──────── Supplied records

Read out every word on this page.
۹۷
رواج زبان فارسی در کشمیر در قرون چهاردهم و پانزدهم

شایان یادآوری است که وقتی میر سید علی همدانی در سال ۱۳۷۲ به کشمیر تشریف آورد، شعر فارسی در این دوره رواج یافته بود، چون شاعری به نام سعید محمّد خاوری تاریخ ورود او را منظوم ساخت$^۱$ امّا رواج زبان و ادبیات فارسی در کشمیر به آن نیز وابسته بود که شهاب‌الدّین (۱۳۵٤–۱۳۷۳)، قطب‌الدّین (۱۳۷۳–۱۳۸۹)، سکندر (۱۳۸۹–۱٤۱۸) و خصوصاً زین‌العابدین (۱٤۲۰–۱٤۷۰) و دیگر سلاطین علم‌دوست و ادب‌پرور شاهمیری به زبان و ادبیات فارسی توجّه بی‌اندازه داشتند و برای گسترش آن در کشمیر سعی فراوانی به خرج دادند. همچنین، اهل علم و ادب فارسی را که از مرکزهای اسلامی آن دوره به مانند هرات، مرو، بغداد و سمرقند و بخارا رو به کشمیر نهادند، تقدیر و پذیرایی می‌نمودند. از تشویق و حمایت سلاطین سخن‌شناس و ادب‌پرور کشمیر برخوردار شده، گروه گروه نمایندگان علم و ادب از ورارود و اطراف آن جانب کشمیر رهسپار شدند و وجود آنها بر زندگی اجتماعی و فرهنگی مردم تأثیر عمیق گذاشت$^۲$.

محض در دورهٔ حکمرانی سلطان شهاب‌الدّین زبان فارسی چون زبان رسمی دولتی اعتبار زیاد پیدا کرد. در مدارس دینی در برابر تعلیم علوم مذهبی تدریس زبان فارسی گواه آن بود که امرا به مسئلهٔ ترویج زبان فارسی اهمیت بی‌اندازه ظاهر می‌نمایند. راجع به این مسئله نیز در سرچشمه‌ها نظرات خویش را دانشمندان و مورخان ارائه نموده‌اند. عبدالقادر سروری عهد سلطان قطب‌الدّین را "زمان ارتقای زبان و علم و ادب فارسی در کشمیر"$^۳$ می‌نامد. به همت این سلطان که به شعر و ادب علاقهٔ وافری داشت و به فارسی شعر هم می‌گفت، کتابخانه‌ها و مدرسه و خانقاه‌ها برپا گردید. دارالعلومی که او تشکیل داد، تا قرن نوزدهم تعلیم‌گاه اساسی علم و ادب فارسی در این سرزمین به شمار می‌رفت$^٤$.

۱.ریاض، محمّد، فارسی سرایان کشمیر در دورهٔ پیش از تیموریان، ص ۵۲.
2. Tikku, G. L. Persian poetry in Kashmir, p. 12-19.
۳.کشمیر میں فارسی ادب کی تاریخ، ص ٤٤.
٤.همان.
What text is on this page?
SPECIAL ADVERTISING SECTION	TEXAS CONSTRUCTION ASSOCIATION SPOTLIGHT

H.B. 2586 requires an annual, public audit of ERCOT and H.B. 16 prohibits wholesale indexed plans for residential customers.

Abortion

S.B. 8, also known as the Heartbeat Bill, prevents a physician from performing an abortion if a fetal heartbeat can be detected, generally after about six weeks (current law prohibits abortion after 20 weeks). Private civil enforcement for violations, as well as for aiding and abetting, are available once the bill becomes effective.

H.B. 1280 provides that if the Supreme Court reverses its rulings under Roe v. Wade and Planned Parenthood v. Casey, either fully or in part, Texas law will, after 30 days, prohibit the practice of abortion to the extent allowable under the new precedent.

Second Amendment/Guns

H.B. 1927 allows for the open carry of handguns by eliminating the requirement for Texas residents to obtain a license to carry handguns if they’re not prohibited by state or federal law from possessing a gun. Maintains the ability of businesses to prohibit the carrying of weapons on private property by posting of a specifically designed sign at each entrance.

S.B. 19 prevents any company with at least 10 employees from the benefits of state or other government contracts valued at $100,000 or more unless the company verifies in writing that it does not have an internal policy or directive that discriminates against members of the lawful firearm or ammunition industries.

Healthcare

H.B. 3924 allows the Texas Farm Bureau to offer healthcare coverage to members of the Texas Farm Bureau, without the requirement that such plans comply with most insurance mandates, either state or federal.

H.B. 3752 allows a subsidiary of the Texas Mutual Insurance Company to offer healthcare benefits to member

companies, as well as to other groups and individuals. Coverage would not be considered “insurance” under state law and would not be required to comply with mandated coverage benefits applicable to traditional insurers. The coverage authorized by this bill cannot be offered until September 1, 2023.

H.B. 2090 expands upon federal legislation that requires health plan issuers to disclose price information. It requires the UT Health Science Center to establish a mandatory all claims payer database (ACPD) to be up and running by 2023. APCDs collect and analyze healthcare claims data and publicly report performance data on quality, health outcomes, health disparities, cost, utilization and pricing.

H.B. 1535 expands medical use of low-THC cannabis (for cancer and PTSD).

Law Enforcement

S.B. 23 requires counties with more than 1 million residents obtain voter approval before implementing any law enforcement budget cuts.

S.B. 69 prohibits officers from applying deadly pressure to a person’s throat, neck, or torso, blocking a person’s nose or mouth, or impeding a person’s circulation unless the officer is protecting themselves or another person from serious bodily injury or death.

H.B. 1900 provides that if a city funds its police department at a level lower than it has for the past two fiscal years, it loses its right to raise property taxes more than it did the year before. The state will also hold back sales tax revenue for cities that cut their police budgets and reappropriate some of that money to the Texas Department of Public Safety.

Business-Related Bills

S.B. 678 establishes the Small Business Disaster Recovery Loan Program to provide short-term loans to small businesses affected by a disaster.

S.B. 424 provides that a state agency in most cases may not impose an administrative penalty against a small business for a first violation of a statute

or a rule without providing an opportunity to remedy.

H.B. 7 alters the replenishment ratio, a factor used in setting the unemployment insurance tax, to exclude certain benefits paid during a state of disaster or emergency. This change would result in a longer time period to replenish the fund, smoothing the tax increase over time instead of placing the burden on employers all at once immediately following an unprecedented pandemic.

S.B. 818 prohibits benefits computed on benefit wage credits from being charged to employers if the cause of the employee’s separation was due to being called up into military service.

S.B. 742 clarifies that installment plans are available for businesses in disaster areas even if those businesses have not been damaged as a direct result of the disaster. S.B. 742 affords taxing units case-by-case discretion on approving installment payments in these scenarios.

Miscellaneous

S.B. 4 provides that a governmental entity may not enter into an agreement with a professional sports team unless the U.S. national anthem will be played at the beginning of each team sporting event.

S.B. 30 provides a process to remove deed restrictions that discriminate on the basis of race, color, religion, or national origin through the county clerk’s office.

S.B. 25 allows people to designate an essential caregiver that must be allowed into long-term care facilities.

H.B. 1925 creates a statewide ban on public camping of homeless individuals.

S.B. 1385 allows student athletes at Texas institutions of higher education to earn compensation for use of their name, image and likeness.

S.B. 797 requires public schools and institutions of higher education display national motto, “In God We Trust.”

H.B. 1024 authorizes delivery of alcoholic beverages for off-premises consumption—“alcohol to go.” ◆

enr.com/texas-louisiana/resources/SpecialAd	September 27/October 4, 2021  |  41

────────────────

_Job:_
Copy out the whole listing, exactly as written.

_Reply:_
Read out every word on this page.
۹۷
رواج زبان فارسی در کشمیر در قرون چهاردهم و پانزدهم

شایان یادآوری است که وقتی میر سید علی همدانی در سال ۱۳۷۲ به کشمیر تشریف آورد، شعر فارسی در این دوره رواج یافته بود، چون شاعری به نام سعید محمّد خاوری تاریخ ورود او را منظوم ساخت$^۱$ امّا رواج زبان و ادبیات فارسی در کشمیر به آن نیز وابسته بود که شهاب‌الدّین (۱۳۵٤–۱۳۷۳)، قطب‌الدّین (۱۳۷۳–۱۳۸۹)، سکندر (۱۳۸۹–۱٤۱۸) و خصوصاً زین‌العابدین (۱٤۲۰–۱٤۷۰) و دیگر سلاطین علم‌دوست و ادب‌پرور شاهمیری به زبان و ادبیات فارسی توجّه بی‌اندازه داشتند و برای گسترش آن در کشمیر سعی فراوانی به خرج دادند. همچنین، اهل علم و ادب فارسی را که از مرکزهای اسلامی آن دوره به مانند هرات، مرو، بغداد و سمرقند و بخارا رو به کشمیر نهادند، تقدیر و پذیرایی می‌نمودند. از تشویق و حمایت سلاطین سخن‌شناس و ادب‌پرور کشمیر برخوردار شده، گروه گروه نمایندگان علم و ادب از ورارود و اطراف آن جانب کشمیر رهسپار شدند و وجود آنها بر زندگی اجتماعی و فرهنگی مردم تأثیر عمیق گذاشت$^۲$.

محض در دورهٔ حکمرانی سلطان شهاب‌الدّین زبان فارسی چون زبان رسمی دولتی اعتبار زیاد پیدا کرد. در مدارس دینی در برابر تعلیم علوم مذهبی تدریس زبان فارسی گواه آن بود که امرا به مسئلهٔ ترویج زبان فارسی اهمیت بی‌اندازه ظاهر می‌نمایند. راجع به این مسئله نیز در سرچشمه‌ها نظرات خویش را دانشمندان و مورخان ارائه نموده‌اند. عبدالقادر سروری عهد سلطان قطب‌الدّین را "زمان ارتقای زبان و علم و ادب فارسی در کشمیر"$^۳$ می‌نامد. به همت این سلطان که به شعر و ادب علاقهٔ وافری داشت و به فارسی شعر هم می‌گفت، کتابخانه‌ها و مدرسه و خانقاه‌ها برپا گردید. دارالعلومی که او تشکیل داد، تا قرن نوزدهم تعلیم‌گاه اساسی علم و ادب فارسی در این سرزمین به شمار می‌رفت$^٤$.

۱.ریاض، محمّد، فارسی سرایان کشمیر در دورهٔ پیش از تیموریان، ص ۵۲.
2. Tikku, G. L. Persian poetry in Kashmir, p. 12-19.
۳.کشمیر میں فارسی ادب کی تاریخ، ص ٤٤.
٤.همان.
What text is on this page?
SPECIAL ADVERTISING SECTION	TEXAS CONSTRUCTION ASSOCIATION SPOTLIGHT

H.B. 2586 requires an annual, public audit of ERCOT and H.B. 16 prohibits wholesale indexed plans for residential customers.

Abortion

S.B. 8, also known as the Heartbeat Bill, prevents a physician from performing an abortion if a fetal heartbeat can be detected, generally after about six weeks (current law prohibits abortion after 20 weeks). Private civil enforcement for violations, as well as for aiding and abetting, are available once the bill becomes effective.

H.B. 1280 provides that if the Supreme Court reverses its rulings under Roe v. Wade and Planned Parenthood v. Casey, either fully or in part, Texas law will, after 30 days, prohibit the practice of abortion to the extent allowable under the new precedent.

Second Amendment/Guns

H.B. 1927 allows for the open carry of handguns by eliminating the requirement for Texas residents to obtain a license to carry handguns if they’re not prohibited by state or federal law from possessing a gun. Maintains the ability of businesses to prohibit the carrying of weapons on private property by posting of a specifically designed sign at each entrance.

S.B. 19 prevents any company with at least 10 employees from the benefits of state or other government contracts valued at $100,000 or more unless the company verifies in writing that it does not have an internal policy or directive that discriminates against members of the lawful firearm or ammunition industries.

Healthcare

H.B. 3924 allows the Texas Farm Bureau to offer healthcare coverage to members of the Texas Farm Bureau, without the requirement that such plans comply with most insurance mandates, either state or federal.

H.B. 3752 allows a subsidiary of the Texas Mutual Insurance Company to offer healthcare benefits to member

companies, as well as to other groups and individuals. Coverage would not be considered “insurance” under state law and would not be required to comply with mandated coverage benefits applicable to traditional insurers. The coverage authorized by this bill cannot be offered until September 1, 2023.

H.B. 2090 expands upon federal legislation that requires health plan issuers to disclose price information. It requires the UT Health Science Center to establish a mandatory all claims payer database (ACPD) to be up and running by 2023. APCDs collect and analyze healthcare claims data and publicly report performance data on quality, health outcomes, health disparities, cost, utilization and pricing.

H.B. 1535 expands medical use of low-THC cannabis (for cancer and PTSD).

Law Enforcement

S.B. 23 requires counties with more than 1 million residents obtain voter approval before implementing any law enforcement budget cuts.

S.B. 69 prohibits officers from applying deadly pressure to a person’s throat, neck, or torso, blocking a person’s nose or mouth, or impeding a person’s circulation unless the officer is protecting themselves or another person from serious bodily injury or death.

H.B. 1900 provides that if a city funds its police department at a level lower than it has for the past two fiscal years, it loses its right to raise property taxes more than it did the year before. The state will also hold back sales tax revenue for cities that cut their police budgets and reappropriate some of that money to the Texas Department of Public Safety.

Business-Related Bills

S.B. 678 establishes the Small Business Disaster Recovery Loan Program to provide short-term loans to small businesses affected by a disaster.

S.B. 424 provides that a state agency in most cases may not impose an administrative penalty against a small business for a first violation of a statute

or a rule without providing an opportunity to remedy.

H.B. 7 alters the replenishment ratio, a factor used in setting the unemployment insurance tax, to exclude certain benefits paid during a state of disaster or emergency. This change would result in a longer time period to replenish the fund, smoothing the tax increase over time instead of placing the burden on employers all at once immediately following an unprecedented pandemic.

S.B. 818 prohibits benefits computed on benefit wage credits from being charged to employers if the cause of the employee’s separation was due to being called up into military service.

S.B. 742 clarifies that installment plans are available for businesses in disaster areas even if those businesses have not been damaged as a direct result of the disaster. S.B. 742 affords taxing units case-by-case discretion on approving installment payments in these scenarios.

Miscellaneous

S.B. 4 provides that a governmental entity may not enter into an agreement with a professional sports team unless the U.S. national anthem will be played at the beginning of each team sporting event.

S.B. 30 provides a process to remove deed restrictions that discriminate on the basis of race, color, religion, or national origin through the county clerk’s office.

S.B. 25 allows people to designate an essential caregiver that must be allowed into long-term care facilities.

H.B. 1925 creates a statewide ban on public camping of homeless individuals.

S.B. 1385 allows student athletes at Texas institutions of higher education to earn compensation for use of their name, image and likeness.

S.B. 797 requires public schools and institutions of higher education display national motto, “In God We Trust.”

H.B. 1024 authorizes delivery of alcoholic beverages for off-premises consumption—“alcohol to go.” ◆

enr.com/texas-louisiana/resources/SpecialAd	September 27/October 4, 2021  |  41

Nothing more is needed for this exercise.